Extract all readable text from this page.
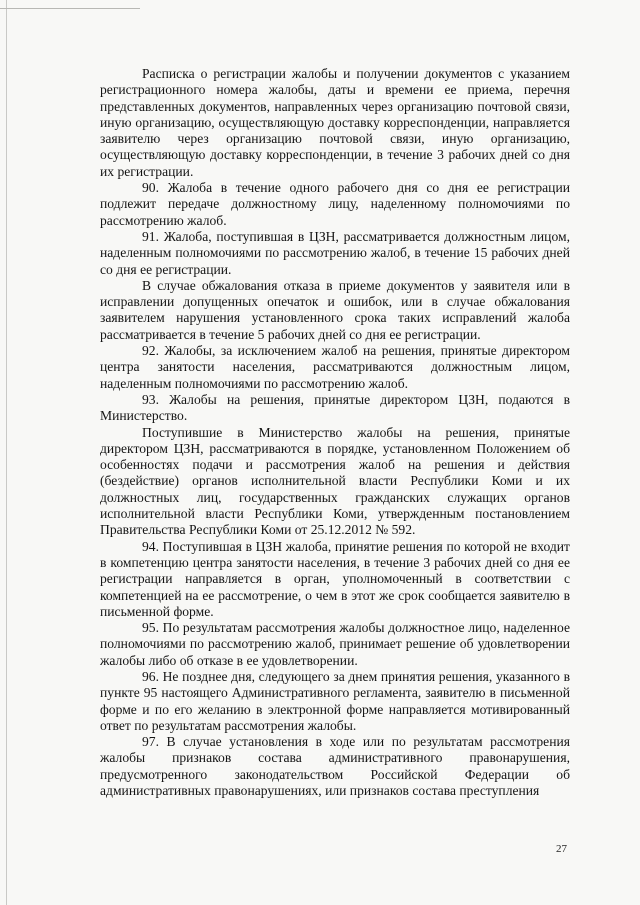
Расписка о регистрации жалобы и получении документов с указанием регистрационного номера жалобы, даты и времени ее приема, перечня представленных документов, направленных через организацию почтовой связи, иную организацию, осуществляющую доставку корреспонденции, направляется заявителю через организацию почтовой связи, иную организацию, осуществляющую доставку корреспонденции, в течение 3 рабочих дней со дня их регистрации.

90. Жалоба в течение одного рабочего дня со дня ее регистрации подлежит передаче должностному лицу, наделенному полномочиями по рассмотрению жалоб.

91. Жалоба, поступившая в ЦЗН, рассматривается должностным лицом, наделенным полномочиями по рассмотрению жалоб, в течение 15 рабочих дней со дня ее регистрации.

В случае обжалования отказа в приеме документов у заявителя или в исправлении допущенных опечаток и ошибок, или в случае обжалования заявителем нарушения установленного срока таких исправлений жалоба рассматривается в течение 5 рабочих дней со дня ее регистрации.

92. Жалобы, за исключением жалоб на решения, принятые директором центра занятости населения, рассматриваются должностным лицом, наделенным полномочиями по рассмотрению жалоб.

93. Жалобы на решения, принятые директором ЦЗН, подаются в Министерство.

Поступившие в Министерство жалобы на решения, принятые директором ЦЗН, рассматриваются в порядке, установленном Положением об особенностях подачи и рассмотрения жалоб на решения и действия (бездействие) органов исполнительной власти Республики Коми и их должностных лиц, государственных гражданских служащих органов исполнительной власти Республики Коми, утвержденным постановлением Правительства Республики Коми от 25.12.2012 № 592.

94. Поступившая в ЦЗН жалоба, принятие решения по которой не входит в компетенцию центра занятости населения, в течение 3 рабочих дней со дня ее регистрации направляется в орган, уполномоченный в соответствии с компетенцией на ее рассмотрение, о чем в этот же срок сообщается заявителю в письменной форме.

95. По результатам рассмотрения жалобы должностное лицо, наделенное полномочиями по рассмотрению жалоб, принимает решение об удовлетворении жалобы либо об отказе в ее удовлетворении.

96. Не позднее дня, следующего за днем принятия решения, указанного в пункте 95 настоящего Административного регламента, заявителю в письменной форме и по его желанию в электронной форме направляется мотивированный ответ по результатам рассмотрения жалобы.

97. В случае установления в ходе или по результатам рассмотрения жалобы признаков состава административного правонарушения, предусмотренного законодательством Российской Федерации об административных правонарушениях, или признаков состава преступления

27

Instructions for the task
Using the material above, return every line exactly as it appears, minus the pictures.

Worked solution
Extract all readable text from this page.
Расписка о регистрации жалобы и получении документов с указанием регистрационного номера жалобы, даты и времени ее приема, перечня представленных документов, направленных через организацию почтовой связи, иную организацию, осуществляющую доставку корреспонденции, направляется заявителю через организацию почтовой связи, иную организацию, осуществляющую доставку корреспонденции, в течение 3 рабочих дней со дня их регистрации.

90. Жалоба в течение одного рабочего дня со дня ее регистрации подлежит передаче должностному лицу, наделенному полномочиями по рассмотрению жалоб.

91. Жалоба, поступившая в ЦЗН, рассматривается должностным лицом, наделенным полномочиями по рассмотрению жалоб, в течение 15 рабочих дней со дня ее регистрации.

В случае обжалования отказа в приеме документов у заявителя или в исправлении допущенных опечаток и ошибок, или в случае обжалования заявителем нарушения установленного срока таких исправлений жалоба рассматривается в течение 5 рабочих дней со дня ее регистрации.

92. Жалобы, за исключением жалоб на решения, принятые директором центра занятости населения, рассматриваются должностным лицом, наделенным полномочиями по рассмотрению жалоб.

93. Жалобы на решения, принятые директором ЦЗН, подаются в Министерство.

Поступившие в Министерство жалобы на решения, принятые директором ЦЗН, рассматриваются в порядке, установленном Положением об особенностях подачи и рассмотрения жалоб на решения и действия (бездействие) органов исполнительной власти Республики Коми и их должностных лиц, государственных гражданских служащих органов исполнительной власти Республики Коми, утвержденным постановлением Правительства Республики Коми от 25.12.2012 № 592.

94. Поступившая в ЦЗН жалоба, принятие решения по которой не входит в компетенцию центра занятости населения, в течение 3 рабочих дней со дня ее регистрации направляется в орган, уполномоченный в соответствии с компетенцией на ее рассмотрение, о чем в этот же срок сообщается заявителю в письменной форме.

95. По результатам рассмотрения жалобы должностное лицо, наделенное полномочиями по рассмотрению жалоб, принимает решение об удовлетворении жалобы либо об отказе в ее удовлетворении.

96. Не позднее дня, следующего за днем принятия решения, указанного в пункте 95 настоящего Административного регламента, заявителю в письменной форме и по его желанию в электронной форме направляется мотивированный ответ по результатам рассмотрения жалобы.

97. В случае установления в ходе или по результатам рассмотрения жалобы признаков состава административного правонарушения, предусмотренного законодательством Российской Федерации об административных правонарушениях, или признаков состава преступления

27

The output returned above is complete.